Output every record word for word.

## Entries taken from a collection
▽

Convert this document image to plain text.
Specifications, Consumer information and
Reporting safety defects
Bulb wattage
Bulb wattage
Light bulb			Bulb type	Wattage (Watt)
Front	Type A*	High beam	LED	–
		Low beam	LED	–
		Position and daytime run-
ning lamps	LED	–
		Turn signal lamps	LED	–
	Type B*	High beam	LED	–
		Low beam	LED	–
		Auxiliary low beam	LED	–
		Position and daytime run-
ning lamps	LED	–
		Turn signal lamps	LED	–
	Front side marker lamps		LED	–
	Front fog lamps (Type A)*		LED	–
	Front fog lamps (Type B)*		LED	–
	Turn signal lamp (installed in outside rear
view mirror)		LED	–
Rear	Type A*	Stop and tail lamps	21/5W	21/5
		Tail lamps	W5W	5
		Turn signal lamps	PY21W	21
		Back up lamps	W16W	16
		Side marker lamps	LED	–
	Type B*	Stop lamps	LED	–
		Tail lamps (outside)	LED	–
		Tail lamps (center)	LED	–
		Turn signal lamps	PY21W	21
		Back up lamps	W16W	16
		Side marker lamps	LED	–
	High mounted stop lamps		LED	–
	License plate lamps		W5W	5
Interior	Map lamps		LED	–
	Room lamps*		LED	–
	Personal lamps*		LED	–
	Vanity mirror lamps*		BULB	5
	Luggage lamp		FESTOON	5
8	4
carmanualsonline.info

△

## Result of the task
Convert this document image to plain text.
Specifications, Consumer information and
Reporting safety defects
Bulb wattage
Bulb wattage
Light bulb			Bulb type	Wattage (Watt)
Front	Type A*	High beam	LED	–
		Low beam	LED	–
		Position and daytime run-
ning lamps	LED	–
		Turn signal lamps	LED	–
	Type B*	High beam	LED	–
		Low beam	LED	–
		Auxiliary low beam	LED	–
		Position and daytime run-
ning lamps	LED	–
		Turn signal lamps	LED	–
	Front side marker lamps		LED	–
	Front fog lamps (Type A)*		LED	–
	Front fog lamps (Type B)*		LED	–
	Turn signal lamp (installed in outside rear
view mirror)		LED	–
Rear	Type A*	Stop and tail lamps	21/5W	21/5
		Tail lamps	W5W	5
		Turn signal lamps	PY21W	21
		Back up lamps	W16W	16
		Side marker lamps	LED	–
	Type B*	Stop lamps	LED	–
		Tail lamps (outside)	LED	–
		Tail lamps (center)	LED	–
		Turn signal lamps	PY21W	21
		Back up lamps	W16W	16
		Side marker lamps	LED	–
	High mounted stop lamps		LED	–
	License plate lamps		W5W	5
Interior	Map lamps		LED	–
	Room lamps*		LED	–
	Personal lamps*		LED	–
	Vanity mirror lamps*		BULB	5
	Luggage lamp		FESTOON	5
8	4
carmanualsonline.info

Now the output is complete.